- Supplied data:

────

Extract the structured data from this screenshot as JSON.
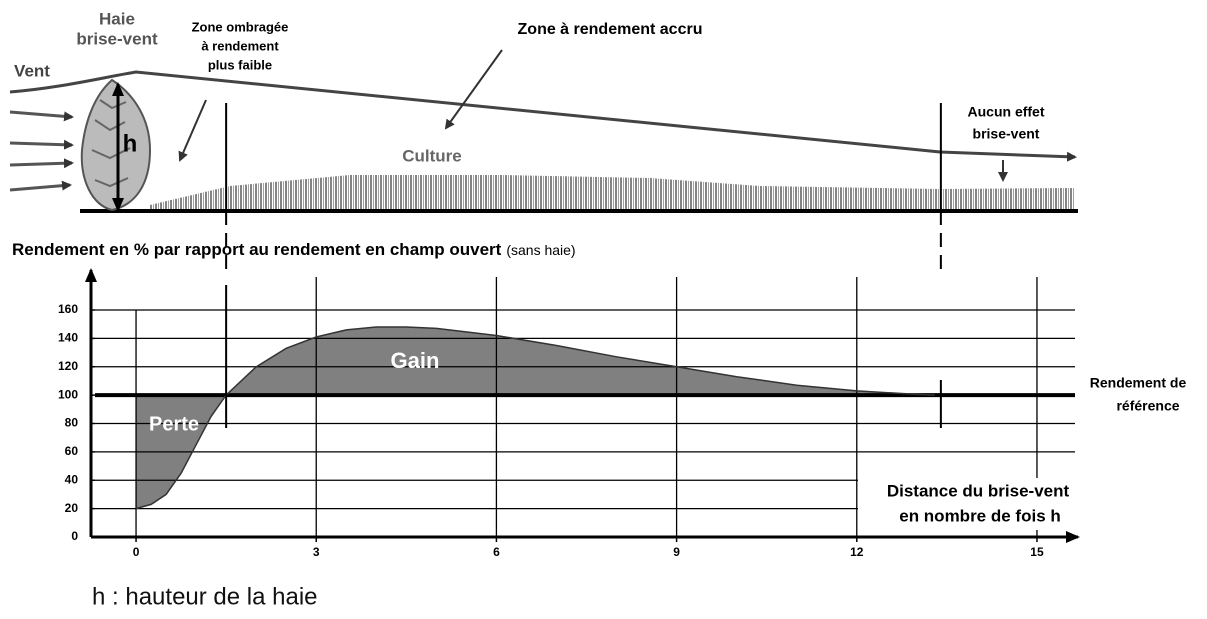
{
  "chart_data": {
    "type": "area",
    "title": "Rendement en % par rapport au rendement en champ ouvert",
    "subtitle": "(sans haie)",
    "xlabel": [
      "Distance du brise-vent",
      "en nombre de fois h"
    ],
    "x": [
      0,
      0.25,
      0.5,
      0.75,
      1,
      1.25,
      1.5,
      2,
      2.5,
      3,
      3.5,
      4,
      4.5,
      5,
      6,
      7,
      8,
      9,
      10,
      11,
      12,
      13,
      13.3
    ],
    "values": [
      20,
      23,
      30,
      45,
      65,
      85,
      100,
      120,
      133,
      141,
      146,
      148,
      148,
      147,
      142,
      135,
      127,
      120,
      113,
      107,
      103,
      100.5,
      100
    ],
    "color": "#808080",
    "reference": {
      "value": 100,
      "label": [
        "Rendement de",
        "référence"
      ]
    },
    "gain_label": "Gain",
    "loss_label": "Perte",
    "zone_bounds": [
      1.5,
      13.4
    ],
    "xlim": [
      -0.75,
      15.6
    ],
    "ylim": [
      0,
      160
    ],
    "xticks": [
      0,
      3,
      6,
      9,
      12,
      15
    ],
    "yticks": [
      0,
      20,
      40,
      60,
      80,
      100,
      120,
      140,
      160
    ],
    "grid": true,
    "illustration": {
      "hedge": [
        "Haie",
        "brise-vent"
      ],
      "wind": "Vent",
      "height": "h",
      "shade_zone": [
        "Zone ombragée",
        "à rendement",
        "plus faible"
      ],
      "gain_zone": "Zone à rendement accru",
      "crop": "Culture",
      "no_effect": [
        "Aucun effet",
        "brise-vent"
      ]
    },
    "note": "h : hauteur de la haie"
  }
}
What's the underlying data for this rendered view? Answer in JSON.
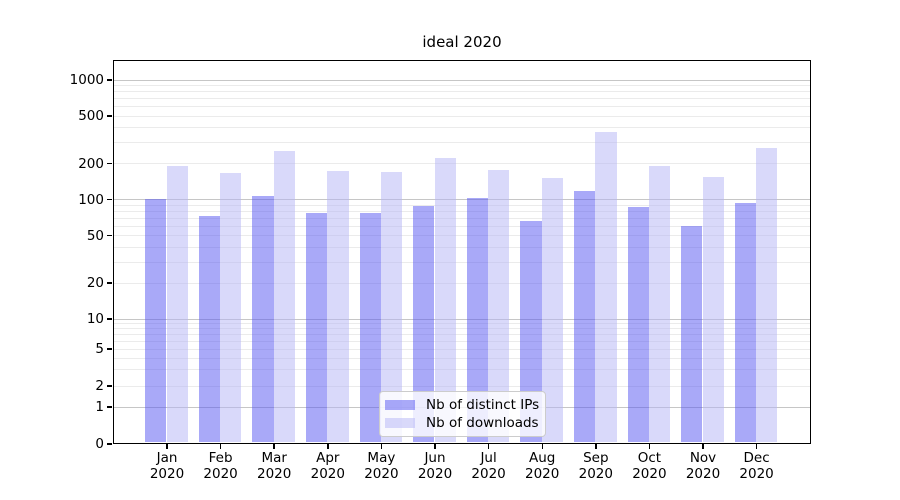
{
  "title": "ideal 2020",
  "legend": {
    "items": [
      {
        "label": "Nb of distinct IPs",
        "key": "distinct_ips"
      },
      {
        "label": "Nb of downloads",
        "key": "downloads"
      }
    ]
  },
  "colors": {
    "distinct_ips": "rgba(84,84,241,0.5)",
    "downloads": "rgba(179,179,245,0.5)",
    "distinct_ips_hex": "#a9a9f8",
    "downloads_hex": "#d9d9fa",
    "grid_major": "#c6c6c6",
    "grid_minor": "#ebebeb",
    "axis": "#000000"
  },
  "chart_data": {
    "type": "bar",
    "title": "ideal 2020",
    "categories": [
      "Jan 2020",
      "Feb 2020",
      "Mar 2020",
      "Apr 2020",
      "May 2020",
      "Jun 2020",
      "Jul 2020",
      "Aug 2020",
      "Sep 2020",
      "Oct 2020",
      "Nov 2020",
      "Dec 2020"
    ],
    "series": [
      {
        "name": "Nb of distinct IPs",
        "values": [
          100,
          72,
          106,
          77,
          77,
          87,
          102,
          65,
          117,
          86,
          60,
          93
        ]
      },
      {
        "name": "Nb of downloads",
        "values": [
          190,
          165,
          250,
          172,
          168,
          220,
          175,
          150,
          365,
          190,
          153,
          270
        ]
      }
    ],
    "yscale": "symlog",
    "y_ticks": [
      0,
      1,
      2,
      5,
      10,
      20,
      50,
      100,
      200,
      500,
      1000
    ],
    "ylim": [
      0,
      1400
    ],
    "grid": true,
    "legend_position": "lower center"
  }
}
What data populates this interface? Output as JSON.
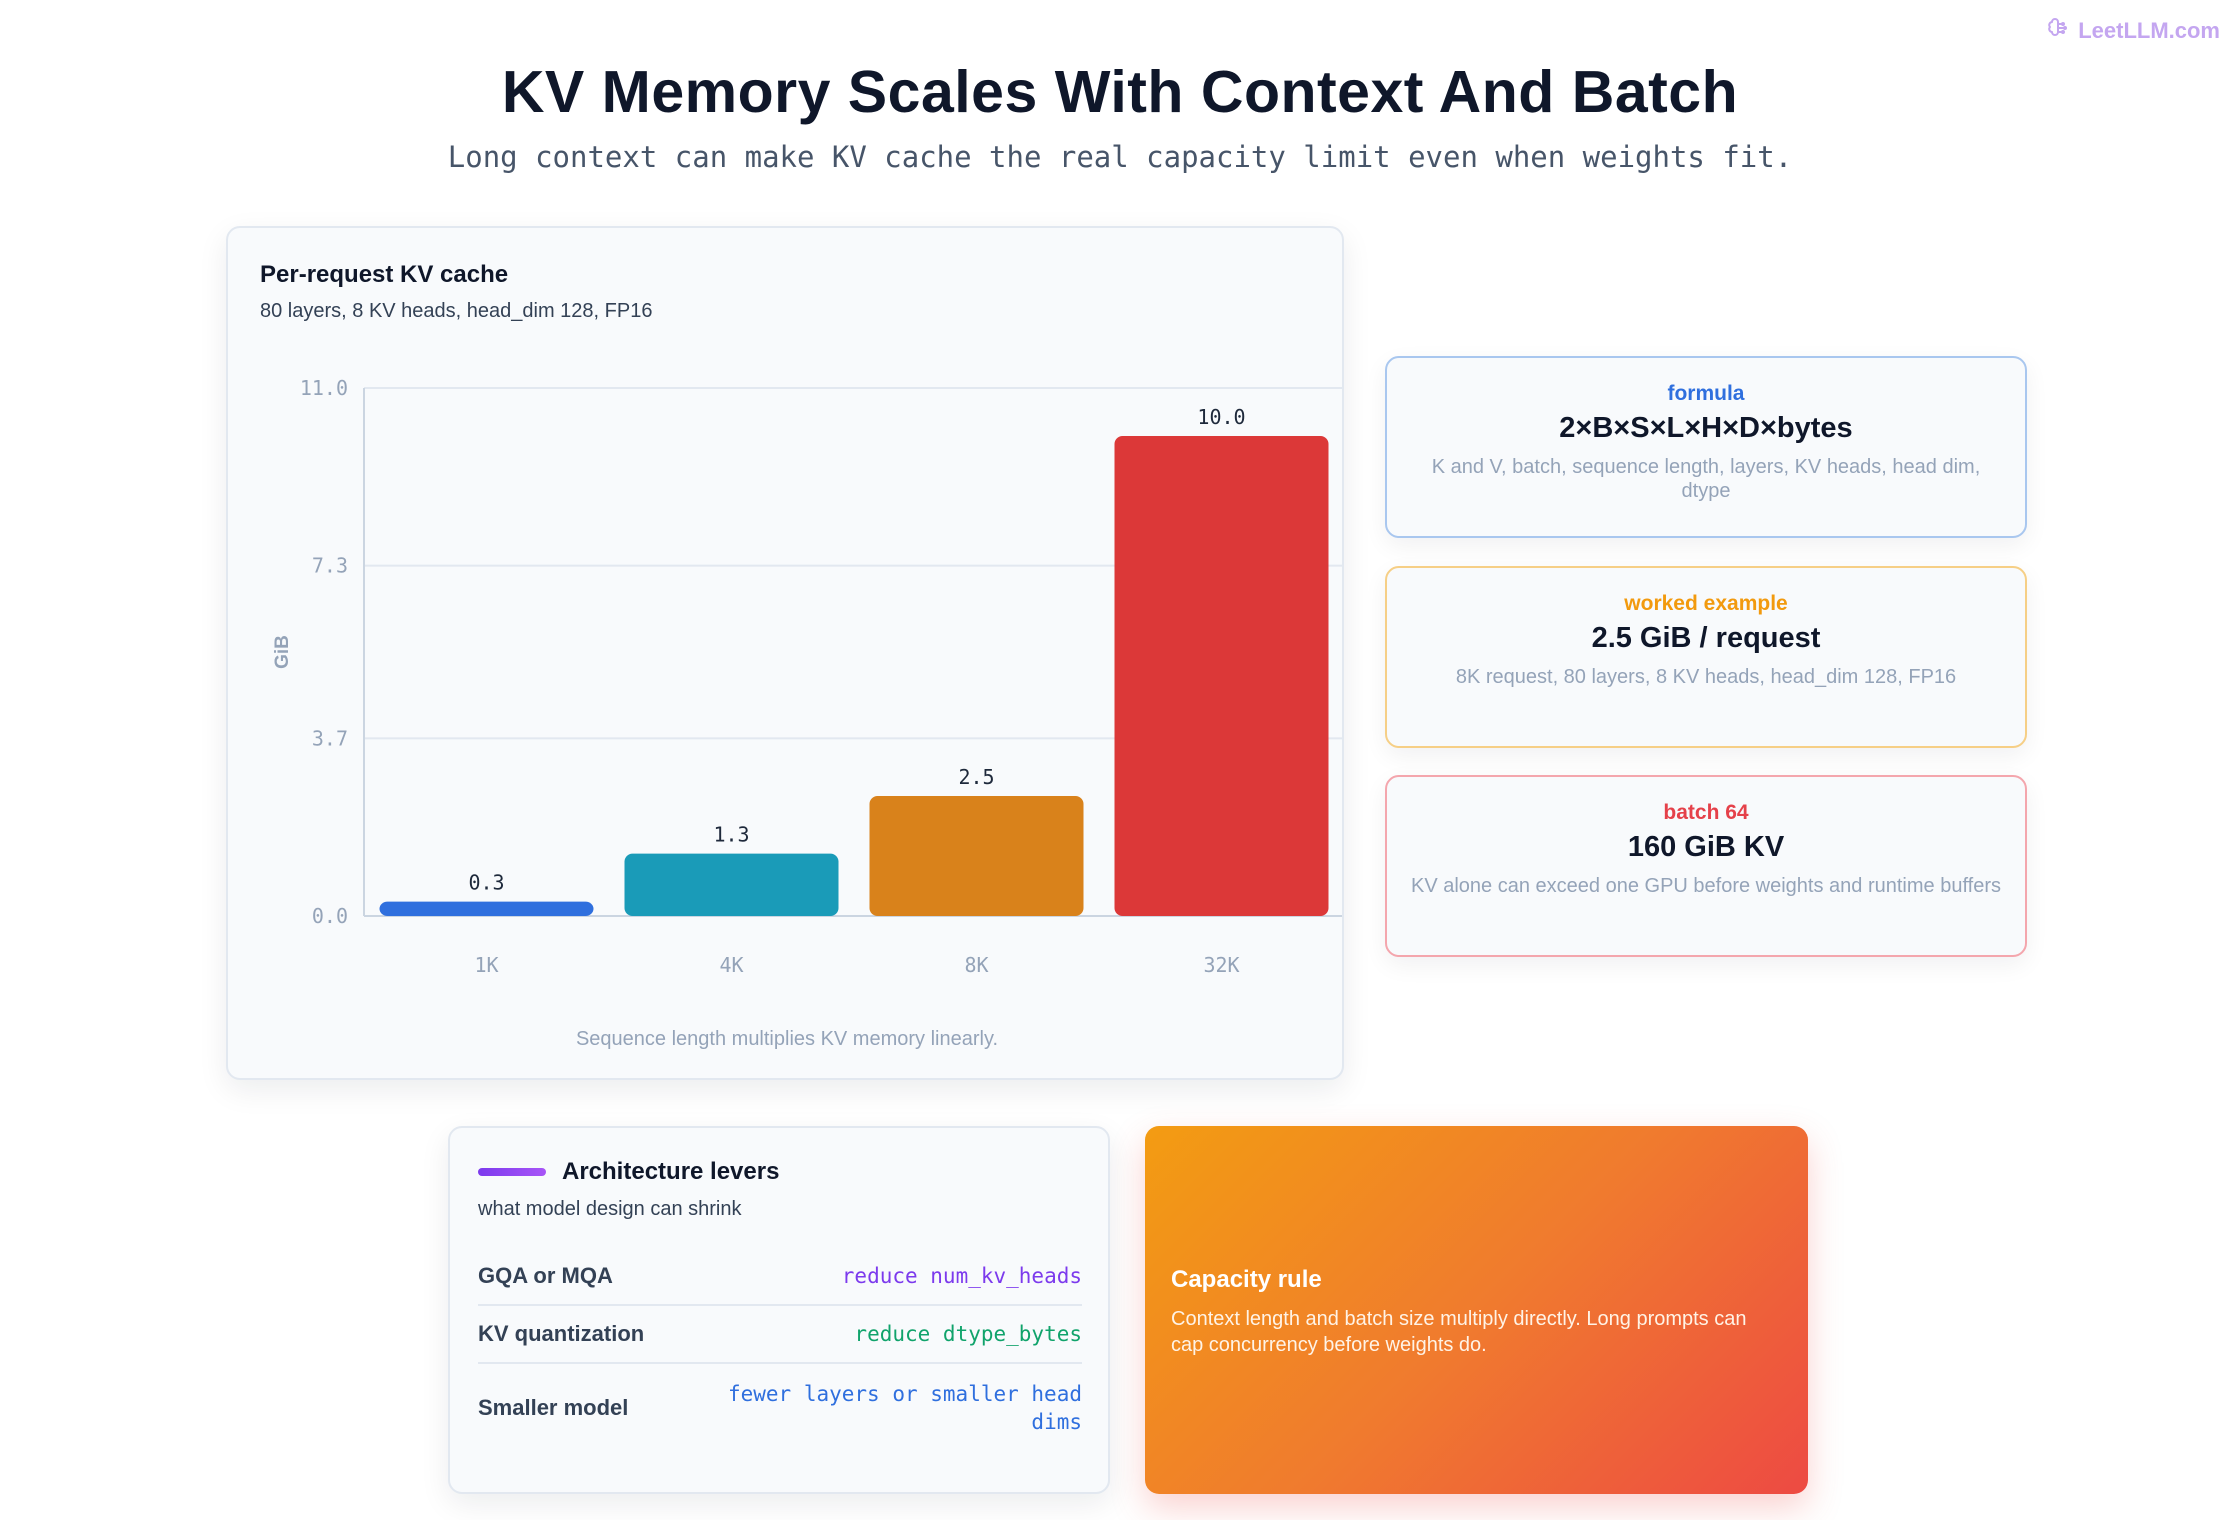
{
  "brand": {
    "name": "LeetLLM.com",
    "icon": "brain-icon"
  },
  "header": {
    "title": "KV Memory Scales With Context And Batch",
    "subtitle": "Long context can make KV cache the real capacity limit even when weights fit."
  },
  "chart_card": {
    "title": "Per-request KV cache",
    "subtitle": "80 layers, 8 KV heads, head_dim 128, FP16",
    "note": "Sequence length multiplies KV memory linearly."
  },
  "chart_data": {
    "type": "bar",
    "title": "Per-request KV cache",
    "subtitle": "80 layers, 8 KV heads, head_dim 128, FP16",
    "categories": [
      "1K",
      "4K",
      "8K",
      "32K"
    ],
    "values": [
      0.3,
      1.3,
      2.5,
      10.0
    ],
    "value_labels": [
      "0.3",
      "1.3",
      "2.5",
      "10.0"
    ],
    "colors": [
      "#2f6fde",
      "#1a9bb8",
      "#d9821b",
      "#dc3838"
    ],
    "ylabel": "GiB",
    "xlabel": "",
    "ylim": [
      0,
      11.0
    ],
    "yticks": [
      0.0,
      3.7,
      7.3,
      11.0
    ],
    "ytick_labels": [
      "0.0",
      "3.7",
      "7.3",
      "11.0"
    ],
    "grid": true,
    "annotation": "Sequence length multiplies KV memory linearly."
  },
  "info_cards": [
    {
      "kicker": "formula",
      "headline": "2×B×S×L×H×D×bytes",
      "desc": "K and V, batch, sequence length, layers, KV heads, head dim, dtype"
    },
    {
      "kicker": "worked example",
      "headline": "2.5 GiB / request",
      "desc": "8K request, 80 layers, 8 KV heads, head_dim 128, FP16"
    },
    {
      "kicker": "batch 64",
      "headline": "160 GiB KV",
      "desc": "KV alone can exceed one GPU before weights and runtime buffers"
    }
  ],
  "levers": {
    "title": "Architecture levers",
    "subtitle": "what model design can shrink",
    "rows": [
      {
        "name": "GQA or MQA",
        "value": "reduce num_kv_heads",
        "color": "#7c3aed"
      },
      {
        "name": "KV quantization",
        "value": "reduce dtype_bytes",
        "color": "#10a36b"
      },
      {
        "name": "Smaller model",
        "value": "fewer layers or smaller head dims",
        "color": "#2f6fde"
      }
    ]
  },
  "capacity": {
    "title": "Capacity rule",
    "text": "Context length and batch size multiply directly. Long prompts can cap concurrency before weights do."
  }
}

────

- Goal: Some lines of the data may hold the word "reduce". Say how many do, with nothing else.

- Correct response: 2